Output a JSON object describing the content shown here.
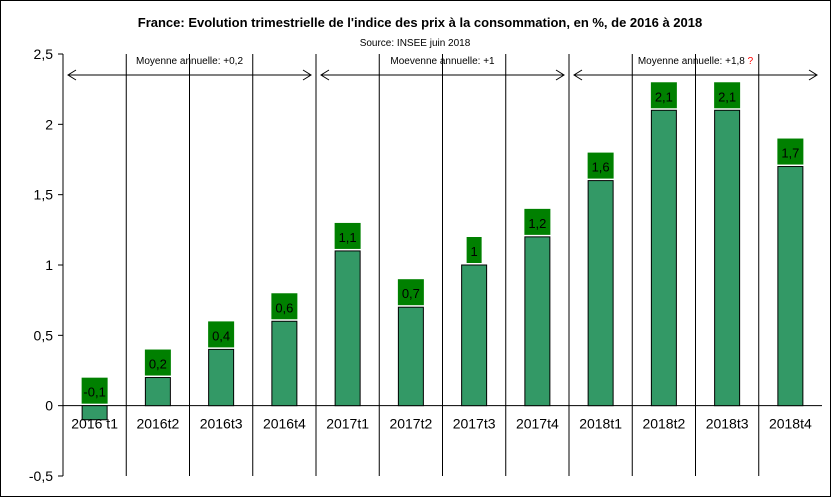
{
  "chart_data": {
    "type": "bar",
    "title": "France: Evolution trimestrielle de l'indice des prix à la consommation, en %, de 2016 à 2018",
    "subtitle": "Source: INSEE juin 2018",
    "categories": [
      "2016 t1",
      "2016t2",
      "2016t3",
      "2016t4",
      "2017t1",
      "2017t2",
      "2017t3",
      "2017t4",
      "2018t1",
      "2018t2",
      "2018t3",
      "2018t4"
    ],
    "values": [
      -0.1,
      0.2,
      0.4,
      0.6,
      1.1,
      0.7,
      1,
      1.2,
      1.6,
      2.1,
      2.1,
      1.7
    ],
    "data_labels": [
      "-0,1",
      "0,2",
      "0,4",
      "0,6",
      "1,1",
      "0,7",
      "1",
      "1,2",
      "1,6",
      "2,1",
      "2,1",
      "1,7"
    ],
    "ylim": [
      -0.5,
      2.5
    ],
    "yticks": [
      2.5,
      2,
      1.5,
      1,
      0.5,
      0,
      -0.5
    ],
    "ytick_labels": [
      "2,5",
      "2",
      "1,5",
      "1",
      "0,5",
      "0",
      "-0,5"
    ],
    "grid": "vertical separators",
    "bar_color": "#339966",
    "label_bg_color": "#008000",
    "annotations": [
      {
        "text": "Moyenne annuelle: +0,2",
        "span": [
          "2016 t1",
          "2016t4"
        ]
      },
      {
        "text": "Moevenne annuelle: +1",
        "span": [
          "2017t1",
          "2017t4"
        ]
      },
      {
        "text": "Moyenne annuelle: +1,8",
        "marker": "?",
        "marker_color": "#ff0000",
        "span": [
          "2018t1",
          "2018t4"
        ]
      }
    ]
  }
}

> [Written request]:
In the listing, find every line with the word "Moyenne" and state how many there are, nothing more.

> [Result of this task]:
2